Work to complete >>
Restate all of the entries exactly, dropping any pictures they hold.

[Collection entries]
»»

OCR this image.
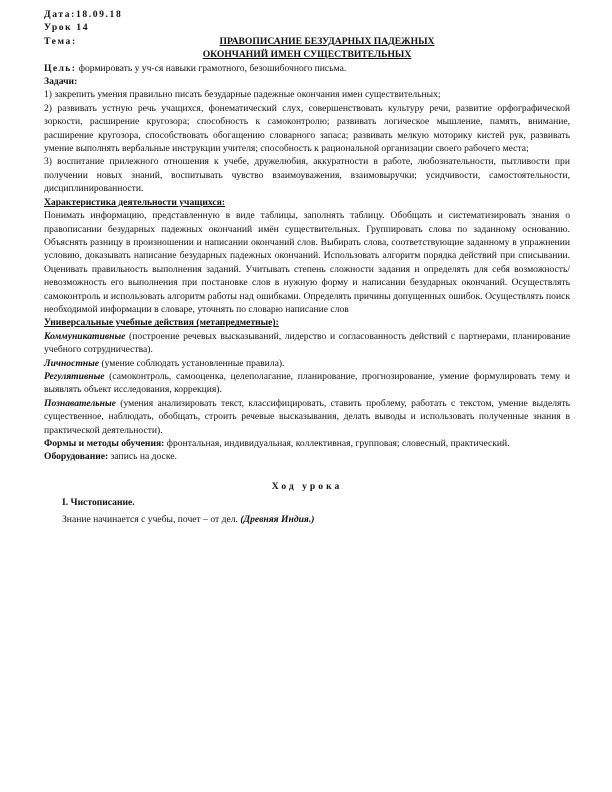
Дата:18.09.18
Урок 14
Тема:	ПРАВОПИСАНИЕ БЕЗУДАРНЫХ ПАДЕЖНЫХ
ОКОНЧАНИЙ ИМЕН СУЩЕСТВИТЕЛЬНЫХ

Цель: формировать у уч-ся навыки грамотного, безошибочного письма.

Задачи:

1) закрепить умения правильно писать безударные падежные окончания имен существительных;

2) развивать устную речь учащихся, фонематический слух, совершенствовать культуру речи, развитие орфографической зоркости, расширение кругозора; способность к самоконтролю; развивать логическое мышление, память, внимание, расширение кругозора, способствовать обогащению словарного запаса; развивать мелкую моторику кистей рук, развивать умение выполнять вербальные инструкции учителя; способность к рациональной организации своего рабочего места;

3) воспитание прилежного отношения к учебе, дружелюбия, аккуратности в работе, любознательности, пытливости при получении новых знаний, воспитывать чувство взаимоуважения, взаимовыручки; усидчивости, самостоятельности, дисциплинированности.

Характеристика деятельности учащихся:

Понимать информацию, представленную в виде таблицы, заполнять таблицу. Обобщать и систематизировать знания о правописании безударных падежных окончаний имён существительных. Группировать слова по заданному основанию. Объяснять разницу в произношении и написании окончаний слов. Выбирать слова, соответствующие заданному в упражнении условию, доказывать написание безударных падежных окончаний. Использовать алгоритм порядка действий при списывании. Оценивать правильность выполнения заданий. Учитывать степень сложности задания и определять для себя возможность/невозможность его выполнения при постановке слов в нужную форму и написании безударных окончаний. Осуществлять самоконтроль и использовать алгоритм работы над ошибками. Определять причины допущенных ошибок. Осуществлять поиск необходимой информации в словаре, уточнять по словарю написание слов

Универсальные учебные действия (метапредметные):

Коммуникативные (построение речевых высказываний, лидерство и согласованность действий с партнерами, планирование учебного сотрудничества).

Личностные (умение соблюдать установленные правила).

Регулятивные (самоконтроль, самооценка, целеполагание, планирование, прогнозирование, умение формулировать тему и выявлять объект исследования, коррекция).

Познавательные (умения анализировать текст, классифицировать, ставить проблему, работать с текстом, умение выделять существенное, наблюдать, обобщать, строить речевые высказывания, делать выводы и использовать полученные знания в практической деятельности).

Формы и методы обучения: фронтальная, индивидуальная, коллективная, групповая; словесный, практический.

Оборудование: запись на доске.

Ход урока
I. Чистописание.

Знание начинается с учебы, почет – от дел. (Древняя Индия.)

««

Complete output >>
OCR this image.
Дата:18.09.18
Урок 14
Тема:	ПРАВОПИСАНИЕ БЕЗУДАРНЫХ ПАДЕЖНЫХ
ОКОНЧАНИЙ ИМЕН СУЩЕСТВИТЕЛЬНЫХ

Цель: формировать у уч-ся навыки грамотного, безошибочного письма.

Задачи:

1) закрепить умения правильно писать безударные падежные окончания имен существительных;

2) развивать устную речь учащихся, фонематический слух, совершенствовать культуру речи, развитие орфографической зоркости, расширение кругозора; способность к самоконтролю; развивать логическое мышление, память, внимание, расширение кругозора, способствовать обогащению словарного запаса; развивать мелкую моторику кистей рук, развивать умение выполнять вербальные инструкции учителя; способность к рациональной организации своего рабочего места;

3) воспитание прилежного отношения к учебе, дружелюбия, аккуратности в работе, любознательности, пытливости при получении новых знаний, воспитывать чувство взаимоуважения, взаимовыручки; усидчивости, самостоятельности, дисциплинированности.

Характеристика деятельности учащихся:

Понимать информацию, представленную в виде таблицы, заполнять таблицу. Обобщать и систематизировать знания о правописании безударных падежных окончаний имён существительных. Группировать слова по заданному основанию. Объяснять разницу в произношении и написании окончаний слов. Выбирать слова, соответствующие заданному в упражнении условию, доказывать написание безударных падежных окончаний. Использовать алгоритм порядка действий при списывании. Оценивать правильность выполнения заданий. Учитывать степень сложности задания и определять для себя возможность/невозможность его выполнения при постановке слов в нужную форму и написании безударных окончаний. Осуществлять самоконтроль и использовать алгоритм работы над ошибками. Определять причины допущенных ошибок. Осуществлять поиск необходимой информации в словаре, уточнять по словарю написание слов

Универсальные учебные действия (метапредметные):

Коммуникативные (построение речевых высказываний, лидерство и согласованность действий с партнерами, планирование учебного сотрудничества).

Личностные (умение соблюдать установленные правила).

Регулятивные (самоконтроль, самооценка, целеполагание, планирование, прогнозирование, умение формулировать тему и выявлять объект исследования, коррекция).

Познавательные (умения анализировать текст, классифицировать, ставить проблему, работать с текстом, умение выделять существенное, наблюдать, обобщать, строить речевые высказывания, делать выводы и использовать полученные знания в практической деятельности).

Формы и методы обучения: фронтальная, индивидуальная, коллективная, групповая; словесный, практический.

Оборудование: запись на доске.

Ход урока
I. Чистописание.

Знание начинается с учебы, почет – от дел. (Древняя Индия.)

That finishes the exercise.